Collected data
········

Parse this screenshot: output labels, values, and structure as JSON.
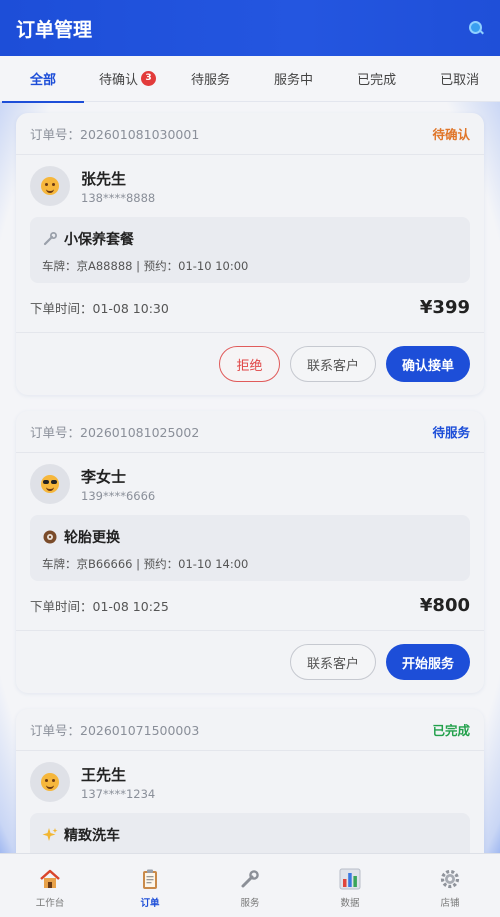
{
  "header": {
    "title": "订单管理",
    "search_icon": "search-icon"
  },
  "tabs": [
    {
      "label": "全部",
      "active": true
    },
    {
      "label": "待确认",
      "badge": "3"
    },
    {
      "label": "待服务"
    },
    {
      "label": "服务中"
    },
    {
      "label": "已完成"
    },
    {
      "label": "已取消"
    }
  ],
  "orders": [
    {
      "order_no": "订单号：202601081030001",
      "status": "待确认",
      "status_color": "#e0762a",
      "customer_name": "张先生",
      "phone": "138****8888",
      "avatar_icon": "smiley-face-icon",
      "service_icon": "wrench-icon",
      "service_title": "小保养套餐",
      "service_detail": "车牌：京A88888 | 预约：01-10 10:00",
      "order_time": "下单时间：01-08 10:30",
      "price": "¥399",
      "buttons": {
        "reject": "拒绝",
        "contact": "联系客户",
        "primary": "确认接单"
      }
    },
    {
      "order_no": "订单号：202601081025002",
      "status": "待服务",
      "status_color": "#1d4ed8",
      "customer_name": "李女士",
      "phone": "139****6666",
      "avatar_icon": "sunglasses-face-icon",
      "service_icon": "tire-icon",
      "service_title": "轮胎更换",
      "service_detail": "车牌：京B66666 | 预约：01-10 14:00",
      "order_time": "下单时间：01-08 10:25",
      "price": "¥800",
      "buttons": {
        "contact": "联系客户",
        "primary": "开始服务"
      }
    },
    {
      "order_no": "订单号：202601071500003",
      "status": "已完成",
      "status_color": "#22a04b",
      "customer_name": "王先生",
      "phone": "137****1234",
      "avatar_icon": "smiley-face-icon",
      "service_icon": "sparkles-icon",
      "service_title": "精致洗车"
    }
  ],
  "bottom_nav": [
    {
      "label": "工作台",
      "icon": "house-icon"
    },
    {
      "label": "订单",
      "icon": "clipboard-icon",
      "active": true
    },
    {
      "label": "服务",
      "icon": "wrench-icon"
    },
    {
      "label": "数据",
      "icon": "bar-chart-icon"
    },
    {
      "label": "店铺",
      "icon": "gear-icon"
    }
  ],
  "colors": {
    "primary": "#1d4ed8",
    "danger": "#e04545",
    "warning": "#e0762a",
    "success": "#22a04b"
  }
}
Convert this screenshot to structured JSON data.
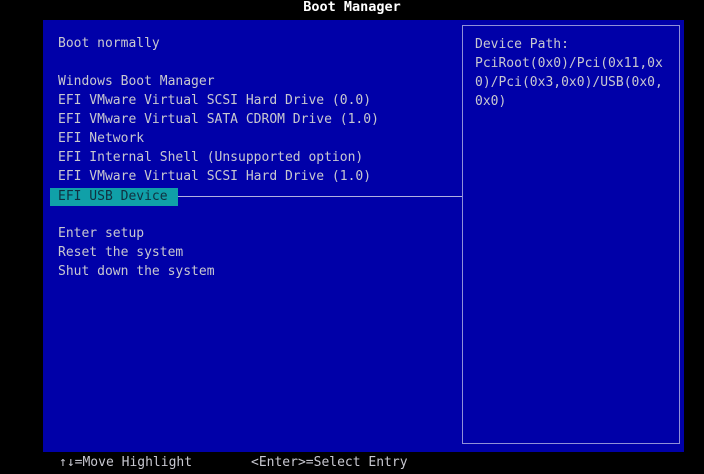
{
  "title": "Boot Manager",
  "menu": {
    "boot_normally": "Boot normally",
    "boot_entries": [
      "Windows Boot Manager",
      "EFI VMware Virtual SCSI Hard Drive (0.0)",
      "EFI VMware Virtual SATA CDROM Drive (1.0)",
      "EFI Network",
      "EFI Internal Shell (Unsupported option)",
      "EFI VMware Virtual SCSI Hard Drive (1.0)",
      "EFI USB Device"
    ],
    "actions": [
      "Enter setup",
      "Reset the system",
      "Shut down the system"
    ]
  },
  "info": {
    "label": "Device Path:",
    "lines": [
      "PciRoot(0x0)/Pci(0x11,0x",
      "0)/Pci(0x3,0x0)/USB(0x0,",
      "0x0)"
    ]
  },
  "footer": {
    "move": "↑↓=Move Highlight",
    "select": "<Enter>=Select Entry"
  },
  "colors": {
    "background": "#0000a8",
    "highlight": "#10a0a8"
  }
}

········

# Task prompt
Search the entries for "icon" and copy out each line that has it.

# Result below
    "search_icon": "search-icon"
      "avatar_icon": "smiley-face-icon",
      "service_icon": "wrench-icon",
      "avatar_icon": "sunglasses-face-icon",
      "service_icon": "tire-icon",
      "avatar_icon": "smiley-face-icon",
      "service_icon": "sparkles-icon",
      "icon": "house-icon"
      "icon": "clipboard-icon",
      "icon": "wrench-icon"
      "icon": "bar-chart-icon"
      "icon": "gear-icon"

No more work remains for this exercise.